ФРАГМЕНТ ТЕКСТА:

= = = =

Учивший кротостью и мощью

24 февраля 2012, 00:00
Борис ЧИЧИБАБИН 1923, Кременчуг – 1994, Харьков

B 1959 году, когда я впервые собрался в Харьков, Борис Cлуцкий, сам харьковчанин, сказал мне, что первый человек, с кем я должен там познакомиться, – это Чичибабин, и в подкрепление своих слов прочел его четыре строки: «Лестницы, коридоры, / хитрые письмена…/ Красные помидоры / кушайте без меня». В них была та необъяснимость, которая и есть поэзия.

Тогдашний студент театрального училища Сережа Новожилов, ныне петербуржец, народный артист России, помог мне в первый же день разыскать дышавший на ладан домишко на Рымарской с водопроводной колонкой во дворе. Мы поднимались по деревянной лестнице, ведущей, похоже, на чердак. Шли на песню, раздававшуюся сверху под гитарные струны. Дверь не была заперта. За столом, на котором стояла полупустая бутылка водки, банка килек и пара граненых стаканов, сидели двое: тот, что с гитарой, – помоложе, другой – постарше, худущий, изможденный, из чьих глаз на меня полыхнула жгучая синева. В нем я сразу признал Чичибабина. Мы раньше не встречались, но и он догадался, кто я, приложил палец к губам, чтобы не прерывать песню, подвинул нам с Сережей по табурету и тихонечко плеснул остатки водки в чайные чашки. Когда песня кончилась, крепко пожал мне руку своей костистой сильной рукой лагерного землекопа.

– Ну, здравствуй, Евтушенко.

Парень с гитарой, угольно косматый, с такими же угольными глазами, представился кратко: «Пугачев», словно вынырнул из метельного месива «Капитанской дочки», затем добавил: «Леша», и продолжил пение собственных, надо сказать, отчаянно удалых песен. А потом Чичибабин скомандовал:

– Ну, теперь читай, Евтушенко.

И впился в меня недоверчивым пронзительным взглядом, словно выпытывал: что ты за человек и способен ли ты выдержать славу, которая на тебя свалилась?

Одно никак не сопрягалось с его могучими глазами, с его буйной не по возрасту копной волос: он был одет во всё советско-усредненное, учрежденческое, нечто заготзерновское, жэковское, счетоводческое, как будто его насильно запихнули в эту смирительную одежонку. Потом я узнал, что он на самом деле работает в конторе грузового автопарка.

= = = =

ЦЕЛЬ ЗАДАНИЯ:
Перечислите, пожалуйста, всё, что стояло на столе в комнате на Рымарской, согласно тексту о Чичибабине.

ФРАГМЕНТ ИСТОЧНИКА:
= = = =

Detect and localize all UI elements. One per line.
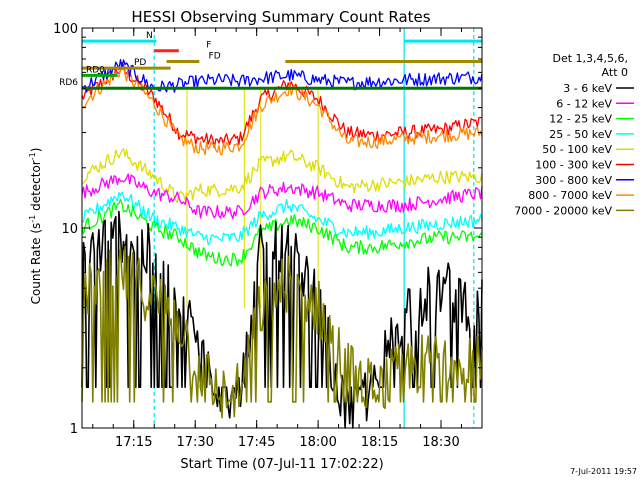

= = = =

ОТВЕТ НА ЗАДАНИЕ:
- полупустая бутылка водки
- банка килек
- пара граненых стаканов